# The problem:
Check each line of the data below for the word "Tiếng", then extract the ones that have it.

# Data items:
-- BEGIN --

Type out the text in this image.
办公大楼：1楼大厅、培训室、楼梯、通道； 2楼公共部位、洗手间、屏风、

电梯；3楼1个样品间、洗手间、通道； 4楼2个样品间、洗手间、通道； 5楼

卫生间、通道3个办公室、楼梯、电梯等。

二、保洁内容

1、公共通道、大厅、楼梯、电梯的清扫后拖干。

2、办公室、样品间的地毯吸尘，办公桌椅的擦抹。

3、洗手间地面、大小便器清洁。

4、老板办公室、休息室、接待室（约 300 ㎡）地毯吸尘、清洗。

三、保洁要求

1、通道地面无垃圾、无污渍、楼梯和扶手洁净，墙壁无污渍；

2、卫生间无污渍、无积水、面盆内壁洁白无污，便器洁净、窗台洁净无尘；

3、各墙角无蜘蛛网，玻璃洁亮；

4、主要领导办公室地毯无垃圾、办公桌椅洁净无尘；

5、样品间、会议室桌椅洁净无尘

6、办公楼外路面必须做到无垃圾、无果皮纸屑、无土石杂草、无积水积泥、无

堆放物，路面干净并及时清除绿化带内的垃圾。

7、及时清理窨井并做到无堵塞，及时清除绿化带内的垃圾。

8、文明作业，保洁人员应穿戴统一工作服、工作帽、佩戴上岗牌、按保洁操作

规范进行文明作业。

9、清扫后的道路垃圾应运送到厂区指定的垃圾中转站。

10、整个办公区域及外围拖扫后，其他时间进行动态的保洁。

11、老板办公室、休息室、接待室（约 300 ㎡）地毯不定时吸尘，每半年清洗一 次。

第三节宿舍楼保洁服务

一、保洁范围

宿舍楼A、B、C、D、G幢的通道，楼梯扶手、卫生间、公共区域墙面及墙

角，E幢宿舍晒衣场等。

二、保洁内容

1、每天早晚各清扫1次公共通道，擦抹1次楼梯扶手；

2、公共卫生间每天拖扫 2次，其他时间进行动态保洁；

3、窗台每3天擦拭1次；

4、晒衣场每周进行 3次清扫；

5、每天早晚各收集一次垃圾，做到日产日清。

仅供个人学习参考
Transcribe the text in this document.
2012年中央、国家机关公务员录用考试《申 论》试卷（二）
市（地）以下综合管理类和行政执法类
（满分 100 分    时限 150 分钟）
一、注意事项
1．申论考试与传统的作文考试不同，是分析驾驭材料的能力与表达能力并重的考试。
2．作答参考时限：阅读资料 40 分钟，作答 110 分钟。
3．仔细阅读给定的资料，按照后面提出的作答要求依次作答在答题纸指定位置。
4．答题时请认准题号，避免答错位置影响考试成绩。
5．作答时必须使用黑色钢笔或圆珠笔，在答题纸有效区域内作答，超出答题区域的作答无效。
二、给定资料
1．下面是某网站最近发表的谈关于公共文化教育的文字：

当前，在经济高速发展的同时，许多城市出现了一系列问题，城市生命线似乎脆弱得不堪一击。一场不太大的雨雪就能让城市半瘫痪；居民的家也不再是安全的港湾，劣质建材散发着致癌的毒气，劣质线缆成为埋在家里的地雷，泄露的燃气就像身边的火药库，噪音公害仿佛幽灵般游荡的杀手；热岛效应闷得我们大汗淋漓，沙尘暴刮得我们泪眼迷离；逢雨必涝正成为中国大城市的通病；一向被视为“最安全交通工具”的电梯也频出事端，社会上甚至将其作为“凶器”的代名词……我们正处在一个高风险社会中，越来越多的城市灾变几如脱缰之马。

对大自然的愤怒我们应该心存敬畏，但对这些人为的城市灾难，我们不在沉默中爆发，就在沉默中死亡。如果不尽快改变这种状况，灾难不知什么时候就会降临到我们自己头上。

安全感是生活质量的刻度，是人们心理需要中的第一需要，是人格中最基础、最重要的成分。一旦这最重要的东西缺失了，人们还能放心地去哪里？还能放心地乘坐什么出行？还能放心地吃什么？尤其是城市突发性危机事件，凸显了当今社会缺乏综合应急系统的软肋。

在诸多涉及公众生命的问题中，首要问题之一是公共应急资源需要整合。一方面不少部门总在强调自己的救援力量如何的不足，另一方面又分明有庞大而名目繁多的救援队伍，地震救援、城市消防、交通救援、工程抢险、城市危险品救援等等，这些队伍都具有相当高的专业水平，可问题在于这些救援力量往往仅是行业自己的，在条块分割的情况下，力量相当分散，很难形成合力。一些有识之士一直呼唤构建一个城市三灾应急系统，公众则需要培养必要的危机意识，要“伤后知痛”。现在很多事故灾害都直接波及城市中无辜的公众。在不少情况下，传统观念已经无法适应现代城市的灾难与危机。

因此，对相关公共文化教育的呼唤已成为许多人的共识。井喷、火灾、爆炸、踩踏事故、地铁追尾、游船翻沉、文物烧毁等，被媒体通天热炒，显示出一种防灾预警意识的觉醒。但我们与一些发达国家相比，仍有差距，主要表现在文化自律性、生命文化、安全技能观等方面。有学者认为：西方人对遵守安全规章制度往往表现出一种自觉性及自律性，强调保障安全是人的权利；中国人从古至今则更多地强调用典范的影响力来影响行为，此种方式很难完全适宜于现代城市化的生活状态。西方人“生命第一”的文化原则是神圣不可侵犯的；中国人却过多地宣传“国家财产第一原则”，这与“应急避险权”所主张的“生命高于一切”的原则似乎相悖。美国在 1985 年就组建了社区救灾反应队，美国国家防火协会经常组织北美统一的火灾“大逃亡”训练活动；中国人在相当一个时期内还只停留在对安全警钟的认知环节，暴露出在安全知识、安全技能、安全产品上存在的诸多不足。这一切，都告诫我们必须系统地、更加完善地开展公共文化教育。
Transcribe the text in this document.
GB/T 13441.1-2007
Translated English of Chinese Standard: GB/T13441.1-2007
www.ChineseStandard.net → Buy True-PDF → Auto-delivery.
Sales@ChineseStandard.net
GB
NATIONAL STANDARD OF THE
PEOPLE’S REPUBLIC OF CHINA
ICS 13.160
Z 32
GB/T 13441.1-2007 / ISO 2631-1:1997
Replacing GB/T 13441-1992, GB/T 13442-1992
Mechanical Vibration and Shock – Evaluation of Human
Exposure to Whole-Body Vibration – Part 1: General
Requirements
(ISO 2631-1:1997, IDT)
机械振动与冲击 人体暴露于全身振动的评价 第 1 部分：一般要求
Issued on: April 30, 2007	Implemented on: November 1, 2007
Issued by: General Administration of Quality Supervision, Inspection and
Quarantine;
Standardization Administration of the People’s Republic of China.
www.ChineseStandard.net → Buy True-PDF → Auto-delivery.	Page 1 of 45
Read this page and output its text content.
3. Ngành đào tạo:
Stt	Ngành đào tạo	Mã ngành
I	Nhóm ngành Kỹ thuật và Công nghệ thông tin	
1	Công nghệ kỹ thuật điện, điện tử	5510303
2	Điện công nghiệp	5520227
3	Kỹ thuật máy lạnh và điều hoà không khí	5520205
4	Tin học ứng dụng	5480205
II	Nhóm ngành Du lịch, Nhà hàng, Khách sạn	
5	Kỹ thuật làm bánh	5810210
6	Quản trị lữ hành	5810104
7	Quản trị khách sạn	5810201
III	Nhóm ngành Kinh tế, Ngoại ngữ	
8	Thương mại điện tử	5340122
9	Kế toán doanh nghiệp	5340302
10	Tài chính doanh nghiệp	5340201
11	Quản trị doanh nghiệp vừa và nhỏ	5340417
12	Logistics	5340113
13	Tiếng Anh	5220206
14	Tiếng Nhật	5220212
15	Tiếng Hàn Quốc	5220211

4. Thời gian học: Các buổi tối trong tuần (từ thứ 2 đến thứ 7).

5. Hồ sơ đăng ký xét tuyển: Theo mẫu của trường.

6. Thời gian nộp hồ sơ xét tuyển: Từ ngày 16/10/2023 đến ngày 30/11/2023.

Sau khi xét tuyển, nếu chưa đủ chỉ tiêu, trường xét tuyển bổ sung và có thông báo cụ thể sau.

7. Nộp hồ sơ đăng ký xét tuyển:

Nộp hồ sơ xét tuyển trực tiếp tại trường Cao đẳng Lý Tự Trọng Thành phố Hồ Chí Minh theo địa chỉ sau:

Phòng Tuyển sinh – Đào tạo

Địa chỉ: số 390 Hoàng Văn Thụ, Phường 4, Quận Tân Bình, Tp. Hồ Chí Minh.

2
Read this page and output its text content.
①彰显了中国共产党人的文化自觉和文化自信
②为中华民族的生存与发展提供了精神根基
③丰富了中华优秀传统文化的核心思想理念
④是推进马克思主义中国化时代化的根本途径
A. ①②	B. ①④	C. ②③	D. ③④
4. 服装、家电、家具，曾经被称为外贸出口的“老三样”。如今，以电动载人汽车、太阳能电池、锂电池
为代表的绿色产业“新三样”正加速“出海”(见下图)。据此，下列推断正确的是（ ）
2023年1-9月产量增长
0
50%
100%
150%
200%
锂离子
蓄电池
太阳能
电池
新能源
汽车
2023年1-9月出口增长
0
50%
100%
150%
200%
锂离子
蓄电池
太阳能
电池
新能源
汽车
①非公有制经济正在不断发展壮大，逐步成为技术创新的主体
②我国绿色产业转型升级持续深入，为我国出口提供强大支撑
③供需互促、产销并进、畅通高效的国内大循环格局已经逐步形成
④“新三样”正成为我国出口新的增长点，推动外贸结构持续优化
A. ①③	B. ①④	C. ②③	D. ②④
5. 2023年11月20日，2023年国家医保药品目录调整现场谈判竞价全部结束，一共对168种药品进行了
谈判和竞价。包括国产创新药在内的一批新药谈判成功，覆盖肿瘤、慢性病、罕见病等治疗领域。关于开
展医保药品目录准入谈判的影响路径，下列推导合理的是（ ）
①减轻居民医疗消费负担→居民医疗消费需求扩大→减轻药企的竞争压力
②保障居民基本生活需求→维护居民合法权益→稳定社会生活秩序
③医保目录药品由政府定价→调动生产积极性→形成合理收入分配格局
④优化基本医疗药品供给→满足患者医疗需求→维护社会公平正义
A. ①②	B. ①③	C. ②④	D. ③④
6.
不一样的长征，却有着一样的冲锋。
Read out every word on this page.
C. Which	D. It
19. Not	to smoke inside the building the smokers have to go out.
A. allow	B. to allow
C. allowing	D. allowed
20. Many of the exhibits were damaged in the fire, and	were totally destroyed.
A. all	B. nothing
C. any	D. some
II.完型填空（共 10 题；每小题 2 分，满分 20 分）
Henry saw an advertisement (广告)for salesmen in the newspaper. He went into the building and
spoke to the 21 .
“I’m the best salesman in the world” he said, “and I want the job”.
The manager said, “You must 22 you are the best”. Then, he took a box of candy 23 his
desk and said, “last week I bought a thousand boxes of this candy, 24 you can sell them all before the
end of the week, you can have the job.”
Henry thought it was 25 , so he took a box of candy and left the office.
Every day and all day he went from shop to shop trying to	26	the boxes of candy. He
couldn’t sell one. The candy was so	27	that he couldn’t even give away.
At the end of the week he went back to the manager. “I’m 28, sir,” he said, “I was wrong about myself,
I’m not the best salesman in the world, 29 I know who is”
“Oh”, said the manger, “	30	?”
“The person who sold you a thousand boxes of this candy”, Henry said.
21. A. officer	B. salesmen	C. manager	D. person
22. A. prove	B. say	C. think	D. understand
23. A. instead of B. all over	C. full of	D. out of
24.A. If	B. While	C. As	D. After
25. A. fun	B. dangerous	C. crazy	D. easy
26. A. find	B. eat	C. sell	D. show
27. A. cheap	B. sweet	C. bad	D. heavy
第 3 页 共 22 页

-- END --

# The response:
13	Tiếng Anh	5220206
14	Tiếng Nhật	5220212
15	Tiếng Hàn Quốc	5220211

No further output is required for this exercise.